### Set problem:
Keep only the lines where "volt" appears.
Start Provided material
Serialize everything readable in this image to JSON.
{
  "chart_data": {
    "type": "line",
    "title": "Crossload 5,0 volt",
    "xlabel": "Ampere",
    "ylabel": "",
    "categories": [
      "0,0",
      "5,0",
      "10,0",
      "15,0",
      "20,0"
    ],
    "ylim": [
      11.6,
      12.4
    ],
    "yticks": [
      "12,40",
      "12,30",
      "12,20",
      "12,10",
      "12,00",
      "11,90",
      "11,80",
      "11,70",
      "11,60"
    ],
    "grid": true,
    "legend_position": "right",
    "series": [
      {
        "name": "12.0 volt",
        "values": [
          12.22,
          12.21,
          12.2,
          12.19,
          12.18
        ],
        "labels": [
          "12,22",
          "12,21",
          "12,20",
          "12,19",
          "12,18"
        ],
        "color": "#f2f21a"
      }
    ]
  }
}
End Provided material
### Exercise answer:
    "title": "Crossload 5,0 volt",
        "name": "12.0 volt",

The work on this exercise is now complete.